TASK INSTRUCTIONS: Restate the whole listing exactly.

INPUT ROWS:
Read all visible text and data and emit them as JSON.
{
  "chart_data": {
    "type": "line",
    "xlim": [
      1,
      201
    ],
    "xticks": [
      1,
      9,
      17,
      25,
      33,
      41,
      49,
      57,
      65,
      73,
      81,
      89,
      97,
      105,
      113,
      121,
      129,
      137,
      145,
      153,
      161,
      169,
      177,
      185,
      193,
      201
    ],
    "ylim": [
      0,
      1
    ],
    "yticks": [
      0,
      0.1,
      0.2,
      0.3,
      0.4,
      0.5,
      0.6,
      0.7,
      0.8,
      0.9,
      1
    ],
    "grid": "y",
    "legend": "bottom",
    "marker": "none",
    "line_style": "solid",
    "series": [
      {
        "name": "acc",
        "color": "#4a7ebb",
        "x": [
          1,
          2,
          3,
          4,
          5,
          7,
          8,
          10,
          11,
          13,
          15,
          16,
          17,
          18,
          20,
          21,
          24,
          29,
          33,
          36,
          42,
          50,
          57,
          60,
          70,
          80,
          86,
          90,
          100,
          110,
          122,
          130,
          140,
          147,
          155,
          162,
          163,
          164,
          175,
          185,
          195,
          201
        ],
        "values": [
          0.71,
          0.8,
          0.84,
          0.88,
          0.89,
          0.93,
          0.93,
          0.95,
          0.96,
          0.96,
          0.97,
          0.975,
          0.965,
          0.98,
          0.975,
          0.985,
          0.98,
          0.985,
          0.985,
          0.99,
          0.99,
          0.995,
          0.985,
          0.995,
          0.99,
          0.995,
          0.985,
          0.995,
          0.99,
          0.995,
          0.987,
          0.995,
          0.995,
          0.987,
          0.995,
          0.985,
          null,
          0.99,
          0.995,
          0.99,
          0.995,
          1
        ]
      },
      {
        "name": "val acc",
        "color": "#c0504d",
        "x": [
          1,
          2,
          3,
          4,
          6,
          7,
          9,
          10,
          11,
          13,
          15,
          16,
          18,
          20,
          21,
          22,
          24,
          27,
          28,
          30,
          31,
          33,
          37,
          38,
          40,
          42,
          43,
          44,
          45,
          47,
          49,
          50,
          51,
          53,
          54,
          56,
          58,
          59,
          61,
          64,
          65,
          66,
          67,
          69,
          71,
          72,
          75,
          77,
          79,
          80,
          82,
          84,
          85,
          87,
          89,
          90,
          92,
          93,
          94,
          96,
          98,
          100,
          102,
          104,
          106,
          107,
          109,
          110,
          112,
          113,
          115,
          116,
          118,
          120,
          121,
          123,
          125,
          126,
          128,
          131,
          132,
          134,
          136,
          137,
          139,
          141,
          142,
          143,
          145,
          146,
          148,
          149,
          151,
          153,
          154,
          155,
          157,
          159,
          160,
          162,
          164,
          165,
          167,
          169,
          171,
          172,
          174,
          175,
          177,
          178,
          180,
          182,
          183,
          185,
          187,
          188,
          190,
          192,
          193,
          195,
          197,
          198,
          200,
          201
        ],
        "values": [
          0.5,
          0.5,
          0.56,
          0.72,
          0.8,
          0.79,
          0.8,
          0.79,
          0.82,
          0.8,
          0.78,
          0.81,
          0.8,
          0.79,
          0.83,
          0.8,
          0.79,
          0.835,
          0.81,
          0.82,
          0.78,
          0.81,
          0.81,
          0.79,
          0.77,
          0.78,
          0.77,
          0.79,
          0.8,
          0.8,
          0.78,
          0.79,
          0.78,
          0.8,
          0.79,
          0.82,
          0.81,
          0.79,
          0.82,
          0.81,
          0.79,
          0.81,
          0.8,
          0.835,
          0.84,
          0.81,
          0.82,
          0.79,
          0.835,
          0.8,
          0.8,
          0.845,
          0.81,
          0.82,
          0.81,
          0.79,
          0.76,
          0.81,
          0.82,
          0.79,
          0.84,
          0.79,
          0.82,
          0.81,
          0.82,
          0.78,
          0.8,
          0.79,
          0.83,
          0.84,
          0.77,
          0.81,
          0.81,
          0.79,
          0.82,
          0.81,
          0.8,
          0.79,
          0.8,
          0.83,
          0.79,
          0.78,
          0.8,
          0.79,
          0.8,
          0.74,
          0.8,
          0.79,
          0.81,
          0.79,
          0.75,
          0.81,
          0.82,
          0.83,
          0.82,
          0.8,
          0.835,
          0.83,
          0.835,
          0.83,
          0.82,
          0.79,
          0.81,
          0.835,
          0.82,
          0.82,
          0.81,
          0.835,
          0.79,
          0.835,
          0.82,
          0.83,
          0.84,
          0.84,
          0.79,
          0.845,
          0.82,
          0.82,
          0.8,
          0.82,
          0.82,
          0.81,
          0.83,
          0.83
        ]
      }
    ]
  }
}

PROBLEM SOLUTION:
Read all visible text and data and emit them as JSON.
{
  "chart_data": {
    "type": "line",
    "xlim": [
      1,
      201
    ],
    "xticks": [
      1,
      9,
      17,
      25,
      33,
      41,
      49,
      57,
      65,
      73,
      81,
      89,
      97,
      105,
      113,
      121,
      129,
      137,
      145,
      153,
      161,
      169,
      177,
      185,
      193,
      201
    ],
    "ylim": [
      0,
      1
    ],
    "yticks": [
      0,
      0.1,
      0.2,
      0.3,
      0.4,
      0.5,
      0.6,
      0.7,
      0.8,
      0.9,
      1
    ],
    "grid": "y",
    "legend": "bottom",
    "marker": "none",
    "line_style": "solid",
    "series": [
      {
        "name": "acc",
        "color": "#4a7ebb",
        "x": [
          1,
          2,
          3,
          4,
          5,
          7,
          8,
          10,
          11,
          13,
          15,
          16,
          17,
          18,
          20,
          21,
          24,
          29,
          33,
          36,
          42,
          50,
          57,
          60,
          70,
          80,
          86,
          90,
          100,
          110,
          122,
          130,
          140,
          147,
          155,
          162,
          163,
          164,
          175,
          185,
          195,
          201
        ],
        "values": [
          0.71,
          0.8,
          0.84,
          0.88,
          0.89,
          0.93,
          0.93,
          0.95,
          0.96,
          0.96,
          0.97,
          0.975,
          0.965,
          0.98,
          0.975,
          0.985,
          0.98,
          0.985,
          0.985,
          0.99,
          0.99,
          0.995,
          0.985,
          0.995,
          0.99,
          0.995,
          0.985,
          0.995,
          0.99,
          0.995,
          0.987,
          0.995,
          0.995,
          0.987,
          0.995,
          0.985,
          null,
          0.99,
          0.995,
          0.99,
          0.995,
          1
        ]
      },
      {
        "name": "val acc",
        "color": "#c0504d",
        "x": [
          1,
          2,
          3,
          4,
          6,
          7,
          9,
          10,
          11,
          13,
          15,
          16,
          18,
          20,
          21,
          22,
          24,
          27,
          28,
          30,
          31,
          33,
          37,
          38,
          40,
          42,
          43,
          44,
          45,
          47,
          49,
          50,
          51,
          53,
          54,
          56,
          58,
          59,
          61,
          64,
          65,
          66,
          67,
          69,
          71,
          72,
          75,
          77,
          79,
          80,
          82,
          84,
          85,
          87,
          89,
          90,
          92,
          93,
          94,
          96,
          98,
          100,
          102,
          104,
          106,
          107,
          109,
          110,
          112,
          113,
          115,
          116,
          118,
          120,
          121,
          123,
          125,
          126,
          128,
          131,
          132,
          134,
          136,
          137,
          139,
          141,
          142,
          143,
          145,
          146,
          148,
          149,
          151,
          153,
          154,
          155,
          157,
          159,
          160,
          162,
          164,
          165,
          167,
          169,
          171,
          172,
          174,
          175,
          177,
          178,
          180,
          182,
          183,
          185,
          187,
          188,
          190,
          192,
          193,
          195,
          197,
          198,
          200,
          201
        ],
        "values": [
          0.5,
          0.5,
          0.56,
          0.72,
          0.8,
          0.79,
          0.8,
          0.79,
          0.82,
          0.8,
          0.78,
          0.81,
          0.8,
          0.79,
          0.83,
          0.8,
          0.79,
          0.835,
          0.81,
          0.82,
          0.78,
          0.81,
          0.81,
          0.79,
          0.77,
          0.78,
          0.77,
          0.79,
          0.8,
          0.8,
          0.78,
          0.79,
          0.78,
          0.8,
          0.79,
          0.82,
          0.81,
          0.79,
          0.82,
          0.81,
          0.79,
          0.81,
          0.8,
          0.835,
          0.84,
          0.81,
          0.82,
          0.79,
          0.835,
          0.8,
          0.8,
          0.845,
          0.81,
          0.82,
          0.81,
          0.79,
          0.76,
          0.81,
          0.82,
          0.79,
          0.84,
          0.79,
          0.82,
          0.81,
          0.82,
          0.78,
          0.8,
          0.79,
          0.83,
          0.84,
          0.77,
          0.81,
          0.81,
          0.79,
          0.82,
          0.81,
          0.8,
          0.79,
          0.8,
          0.83,
          0.79,
          0.78,
          0.8,
          0.79,
          0.8,
          0.74,
          0.8,
          0.79,
          0.81,
          0.79,
          0.75,
          0.81,
          0.82,
          0.83,
          0.82,
          0.8,
          0.835,
          0.83,
          0.835,
          0.83,
          0.82,
          0.79,
          0.81,
          0.835,
          0.82,
          0.82,
          0.81,
          0.835,
          0.79,
          0.835,
          0.82,
          0.83,
          0.84,
          0.84,
          0.79,
          0.845,
          0.82,
          0.82,
          0.8,
          0.82,
          0.82,
          0.81,
          0.83,
          0.83
        ]
      }
    ]
  }
}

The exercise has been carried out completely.